--- START OF Data for this exercise ---

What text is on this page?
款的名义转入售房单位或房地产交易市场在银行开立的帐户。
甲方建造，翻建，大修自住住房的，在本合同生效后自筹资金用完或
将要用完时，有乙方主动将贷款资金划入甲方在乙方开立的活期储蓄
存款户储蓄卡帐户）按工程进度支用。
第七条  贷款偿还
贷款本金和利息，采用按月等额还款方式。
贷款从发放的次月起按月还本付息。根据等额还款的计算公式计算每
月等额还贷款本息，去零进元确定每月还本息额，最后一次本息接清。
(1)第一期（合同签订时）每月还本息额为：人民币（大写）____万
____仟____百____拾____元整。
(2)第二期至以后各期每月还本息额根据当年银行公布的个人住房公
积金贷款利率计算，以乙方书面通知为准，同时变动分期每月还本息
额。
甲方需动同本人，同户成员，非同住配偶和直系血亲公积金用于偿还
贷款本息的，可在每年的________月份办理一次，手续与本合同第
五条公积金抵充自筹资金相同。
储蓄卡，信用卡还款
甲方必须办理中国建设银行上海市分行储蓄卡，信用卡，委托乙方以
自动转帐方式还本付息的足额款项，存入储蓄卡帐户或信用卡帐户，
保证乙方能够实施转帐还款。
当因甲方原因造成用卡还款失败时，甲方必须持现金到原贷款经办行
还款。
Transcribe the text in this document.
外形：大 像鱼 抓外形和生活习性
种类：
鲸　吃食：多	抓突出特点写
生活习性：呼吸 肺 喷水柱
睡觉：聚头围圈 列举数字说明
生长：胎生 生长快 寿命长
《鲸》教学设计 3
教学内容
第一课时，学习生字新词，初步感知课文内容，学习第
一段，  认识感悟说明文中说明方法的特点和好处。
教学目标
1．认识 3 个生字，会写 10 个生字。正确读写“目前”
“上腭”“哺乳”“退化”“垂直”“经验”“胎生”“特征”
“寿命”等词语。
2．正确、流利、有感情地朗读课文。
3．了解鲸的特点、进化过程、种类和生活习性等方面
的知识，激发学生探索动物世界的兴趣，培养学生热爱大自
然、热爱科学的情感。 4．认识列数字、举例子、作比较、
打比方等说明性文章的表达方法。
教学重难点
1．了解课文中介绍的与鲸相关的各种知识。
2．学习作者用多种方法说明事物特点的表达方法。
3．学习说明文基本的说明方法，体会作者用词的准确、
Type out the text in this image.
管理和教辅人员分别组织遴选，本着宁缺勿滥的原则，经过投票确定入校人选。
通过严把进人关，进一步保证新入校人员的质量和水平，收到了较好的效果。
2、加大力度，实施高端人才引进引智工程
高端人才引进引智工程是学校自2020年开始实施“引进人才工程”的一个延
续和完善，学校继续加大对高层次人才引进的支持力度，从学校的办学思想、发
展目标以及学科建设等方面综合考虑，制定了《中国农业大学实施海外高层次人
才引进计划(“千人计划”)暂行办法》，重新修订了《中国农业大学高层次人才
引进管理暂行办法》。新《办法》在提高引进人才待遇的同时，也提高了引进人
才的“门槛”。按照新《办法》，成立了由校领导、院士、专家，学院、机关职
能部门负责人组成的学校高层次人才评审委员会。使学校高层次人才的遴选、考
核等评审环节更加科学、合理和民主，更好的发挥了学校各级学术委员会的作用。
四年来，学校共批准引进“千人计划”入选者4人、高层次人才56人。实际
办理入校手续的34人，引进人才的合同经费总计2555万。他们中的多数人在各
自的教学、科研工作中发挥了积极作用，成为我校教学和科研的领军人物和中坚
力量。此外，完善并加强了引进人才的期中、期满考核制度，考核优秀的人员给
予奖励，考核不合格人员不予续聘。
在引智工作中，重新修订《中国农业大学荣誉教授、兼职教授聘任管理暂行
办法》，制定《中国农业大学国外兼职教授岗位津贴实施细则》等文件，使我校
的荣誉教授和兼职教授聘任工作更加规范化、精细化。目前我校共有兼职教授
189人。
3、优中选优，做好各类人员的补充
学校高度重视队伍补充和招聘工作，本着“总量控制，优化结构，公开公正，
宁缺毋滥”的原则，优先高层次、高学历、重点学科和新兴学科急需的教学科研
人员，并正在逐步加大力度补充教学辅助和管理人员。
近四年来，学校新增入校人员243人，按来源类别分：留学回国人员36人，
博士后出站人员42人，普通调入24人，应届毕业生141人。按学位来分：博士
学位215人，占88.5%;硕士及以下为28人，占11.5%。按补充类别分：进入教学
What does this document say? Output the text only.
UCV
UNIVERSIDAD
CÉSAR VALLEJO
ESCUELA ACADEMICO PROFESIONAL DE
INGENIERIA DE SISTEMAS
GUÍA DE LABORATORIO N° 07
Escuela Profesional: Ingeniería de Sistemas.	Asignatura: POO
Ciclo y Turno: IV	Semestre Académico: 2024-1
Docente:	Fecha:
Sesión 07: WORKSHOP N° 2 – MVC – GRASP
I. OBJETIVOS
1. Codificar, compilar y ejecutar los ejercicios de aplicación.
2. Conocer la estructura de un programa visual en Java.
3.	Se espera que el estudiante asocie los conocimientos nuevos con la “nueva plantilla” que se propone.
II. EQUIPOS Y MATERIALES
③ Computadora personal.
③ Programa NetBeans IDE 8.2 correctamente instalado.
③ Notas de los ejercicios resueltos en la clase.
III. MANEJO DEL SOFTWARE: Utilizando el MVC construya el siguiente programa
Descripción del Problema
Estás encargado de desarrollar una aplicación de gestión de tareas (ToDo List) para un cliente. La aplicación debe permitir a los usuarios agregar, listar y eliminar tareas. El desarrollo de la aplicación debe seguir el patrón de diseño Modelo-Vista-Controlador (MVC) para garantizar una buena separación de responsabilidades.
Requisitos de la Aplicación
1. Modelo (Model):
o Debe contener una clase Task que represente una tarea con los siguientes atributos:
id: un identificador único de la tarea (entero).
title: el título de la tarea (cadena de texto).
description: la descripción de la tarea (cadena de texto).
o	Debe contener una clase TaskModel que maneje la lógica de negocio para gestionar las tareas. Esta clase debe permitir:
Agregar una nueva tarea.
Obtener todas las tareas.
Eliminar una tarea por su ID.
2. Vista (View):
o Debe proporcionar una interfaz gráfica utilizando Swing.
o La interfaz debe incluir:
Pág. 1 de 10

--- END OF Data for this exercise ---

To do: Return the listing above in full, character for character.

Response to this task:
What text is on this page?
款的名义转入售房单位或房地产交易市场在银行开立的帐户。
甲方建造，翻建，大修自住住房的，在本合同生效后自筹资金用完或
将要用完时，有乙方主动将贷款资金划入甲方在乙方开立的活期储蓄
存款户储蓄卡帐户）按工程进度支用。
第七条  贷款偿还
贷款本金和利息，采用按月等额还款方式。
贷款从发放的次月起按月还本付息。根据等额还款的计算公式计算每
月等额还贷款本息，去零进元确定每月还本息额，最后一次本息接清。
(1)第一期（合同签订时）每月还本息额为：人民币（大写）____万
____仟____百____拾____元整。
(2)第二期至以后各期每月还本息额根据当年银行公布的个人住房公
积金贷款利率计算，以乙方书面通知为准，同时变动分期每月还本息
额。
甲方需动同本人，同户成员，非同住配偶和直系血亲公积金用于偿还
贷款本息的，可在每年的________月份办理一次，手续与本合同第
五条公积金抵充自筹资金相同。
储蓄卡，信用卡还款
甲方必须办理中国建设银行上海市分行储蓄卡，信用卡，委托乙方以
自动转帐方式还本付息的足额款项，存入储蓄卡帐户或信用卡帐户，
保证乙方能够实施转帐还款。
当因甲方原因造成用卡还款失败时，甲方必须持现金到原贷款经办行
还款。
Transcribe the text in this document.
外形：大 像鱼 抓外形和生活习性
种类：
鲸　吃食：多	抓突出特点写
生活习性：呼吸 肺 喷水柱
睡觉：聚头围圈 列举数字说明
生长：胎生 生长快 寿命长
《鲸》教学设计 3
教学内容
第一课时，学习生字新词，初步感知课文内容，学习第
一段，  认识感悟说明文中说明方法的特点和好处。
教学目标
1．认识 3 个生字，会写 10 个生字。正确读写“目前”
“上腭”“哺乳”“退化”“垂直”“经验”“胎生”“特征”
“寿命”等词语。
2．正确、流利、有感情地朗读课文。
3．了解鲸的特点、进化过程、种类和生活习性等方面
的知识，激发学生探索动物世界的兴趣，培养学生热爱大自
然、热爱科学的情感。 4．认识列数字、举例子、作比较、
打比方等说明性文章的表达方法。
教学重难点
1．了解课文中介绍的与鲸相关的各种知识。
2．学习作者用多种方法说明事物特点的表达方法。
3．学习说明文基本的说明方法，体会作者用词的准确、
Type out the text in this image.
管理和教辅人员分别组织遴选，本着宁缺勿滥的原则，经过投票确定入校人选。
通过严把进人关，进一步保证新入校人员的质量和水平，收到了较好的效果。
2、加大力度，实施高端人才引进引智工程
高端人才引进引智工程是学校自2020年开始实施“引进人才工程”的一个延
续和完善，学校继续加大对高层次人才引进的支持力度，从学校的办学思想、发
展目标以及学科建设等方面综合考虑，制定了《中国农业大学实施海外高层次人
才引进计划(“千人计划”)暂行办法》，重新修订了《中国农业大学高层次人才
引进管理暂行办法》。新《办法》在提高引进人才待遇的同时，也提高了引进人
才的“门槛”。按照新《办法》，成立了由校领导、院士、专家，学院、机关职
能部门负责人组成的学校高层次人才评审委员会。使学校高层次人才的遴选、考
核等评审环节更加科学、合理和民主，更好的发挥了学校各级学术委员会的作用。
四年来，学校共批准引进“千人计划”入选者4人、高层次人才56人。实际
办理入校手续的34人，引进人才的合同经费总计2555万。他们中的多数人在各
自的教学、科研工作中发挥了积极作用，成为我校教学和科研的领军人物和中坚
力量。此外，完善并加强了引进人才的期中、期满考核制度，考核优秀的人员给
予奖励，考核不合格人员不予续聘。
在引智工作中，重新修订《中国农业大学荣誉教授、兼职教授聘任管理暂行
办法》，制定《中国农业大学国外兼职教授岗位津贴实施细则》等文件，使我校
的荣誉教授和兼职教授聘任工作更加规范化、精细化。目前我校共有兼职教授
189人。
3、优中选优，做好各类人员的补充
学校高度重视队伍补充和招聘工作，本着“总量控制，优化结构，公开公正，
宁缺毋滥”的原则，优先高层次、高学历、重点学科和新兴学科急需的教学科研
人员，并正在逐步加大力度补充教学辅助和管理人员。
近四年来，学校新增入校人员243人，按来源类别分：留学回国人员36人，
博士后出站人员42人，普通调入24人，应届毕业生141人。按学位来分：博士
学位215人，占88.5%;硕士及以下为28人，占11.5%。按补充类别分：进入教学
What does this document say? Output the text only.
UCV
UNIVERSIDAD
CÉSAR VALLEJO
ESCUELA ACADEMICO PROFESIONAL DE
INGENIERIA DE SISTEMAS
GUÍA DE LABORATORIO N° 07
Escuela Profesional: Ingeniería de Sistemas.	Asignatura: POO
Ciclo y Turno: IV	Semestre Académico: 2024-1
Docente:	Fecha:
Sesión 07: WORKSHOP N° 2 – MVC – GRASP
I. OBJETIVOS
1. Codificar, compilar y ejecutar los ejercicios de aplicación.
2. Conocer la estructura de un programa visual en Java.
3.	Se espera que el estudiante asocie los conocimientos nuevos con la “nueva plantilla” que se propone.
II. EQUIPOS Y MATERIALES
③ Computadora personal.
③ Programa NetBeans IDE 8.2 correctamente instalado.
③ Notas de los ejercicios resueltos en la clase.
III. MANEJO DEL SOFTWARE: Utilizando el MVC construya el siguiente programa
Descripción del Problema
Estás encargado de desarrollar una aplicación de gestión de tareas (ToDo List) para un cliente. La aplicación debe permitir a los usuarios agregar, listar y eliminar tareas. El desarrollo de la aplicación debe seguir el patrón de diseño Modelo-Vista-Controlador (MVC) para garantizar una buena separación de responsabilidades.
Requisitos de la Aplicación
1. Modelo (Model):
o Debe contener una clase Task que represente una tarea con los siguientes atributos:
id: un identificador único de la tarea (entero).
title: el título de la tarea (cadena de texto).
description: la descripción de la tarea (cadena de texto).
o	Debe contener una clase TaskModel que maneje la lógica de negocio para gestionar las tareas. Esta clase debe permitir:
Agregar una nueva tarea.
Obtener todas las tareas.
Eliminar una tarea por su ID.
2. Vista (View):
o Debe proporcionar una interfaz gráfica utilizando Swing.
o La interfaz debe incluir:
Pág. 1 de 10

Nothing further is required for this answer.